-------- SUPPLIED MATERIAL

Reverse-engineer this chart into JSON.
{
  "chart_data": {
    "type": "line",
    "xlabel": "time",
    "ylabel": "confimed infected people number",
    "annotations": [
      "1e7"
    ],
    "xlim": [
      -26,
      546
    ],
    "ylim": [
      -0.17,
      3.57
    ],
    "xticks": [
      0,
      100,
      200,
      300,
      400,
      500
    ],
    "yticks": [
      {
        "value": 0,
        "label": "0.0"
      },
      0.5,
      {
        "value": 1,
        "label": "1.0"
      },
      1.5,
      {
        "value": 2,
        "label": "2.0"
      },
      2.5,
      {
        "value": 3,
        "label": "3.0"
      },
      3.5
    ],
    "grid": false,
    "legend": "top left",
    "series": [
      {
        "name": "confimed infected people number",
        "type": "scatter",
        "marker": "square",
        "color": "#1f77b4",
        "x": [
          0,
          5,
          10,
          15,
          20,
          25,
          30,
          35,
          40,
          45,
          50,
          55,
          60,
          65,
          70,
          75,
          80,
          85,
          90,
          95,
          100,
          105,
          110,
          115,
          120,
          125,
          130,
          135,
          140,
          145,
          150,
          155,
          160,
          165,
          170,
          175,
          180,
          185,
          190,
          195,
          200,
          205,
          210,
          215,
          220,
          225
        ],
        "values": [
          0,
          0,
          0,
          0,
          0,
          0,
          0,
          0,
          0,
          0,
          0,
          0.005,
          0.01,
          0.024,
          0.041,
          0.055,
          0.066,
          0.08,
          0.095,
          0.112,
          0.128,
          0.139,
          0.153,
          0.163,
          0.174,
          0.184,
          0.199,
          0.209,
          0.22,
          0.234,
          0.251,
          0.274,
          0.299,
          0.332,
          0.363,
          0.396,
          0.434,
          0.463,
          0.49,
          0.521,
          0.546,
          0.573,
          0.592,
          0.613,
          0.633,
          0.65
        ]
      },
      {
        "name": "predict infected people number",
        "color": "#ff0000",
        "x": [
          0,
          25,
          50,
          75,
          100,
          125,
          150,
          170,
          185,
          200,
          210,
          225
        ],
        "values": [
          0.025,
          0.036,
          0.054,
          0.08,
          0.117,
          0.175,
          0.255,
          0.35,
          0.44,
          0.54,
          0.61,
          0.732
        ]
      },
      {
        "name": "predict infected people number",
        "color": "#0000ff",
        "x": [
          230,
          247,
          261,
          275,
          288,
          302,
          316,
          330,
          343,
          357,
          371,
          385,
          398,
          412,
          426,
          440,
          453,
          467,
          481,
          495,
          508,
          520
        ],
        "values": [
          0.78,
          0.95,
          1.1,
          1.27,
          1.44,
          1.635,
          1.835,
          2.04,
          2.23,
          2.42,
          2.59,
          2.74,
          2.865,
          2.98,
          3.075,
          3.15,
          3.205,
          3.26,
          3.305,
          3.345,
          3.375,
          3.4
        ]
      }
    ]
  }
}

----------------

* **STATED EXERCISE**
Return every line holding the word "color" from the records.

* **RESULT OF THIS EXERCISE**
        "color": "#1f77b4",
        "color": "#ff0000",
        "color": "#0000ff",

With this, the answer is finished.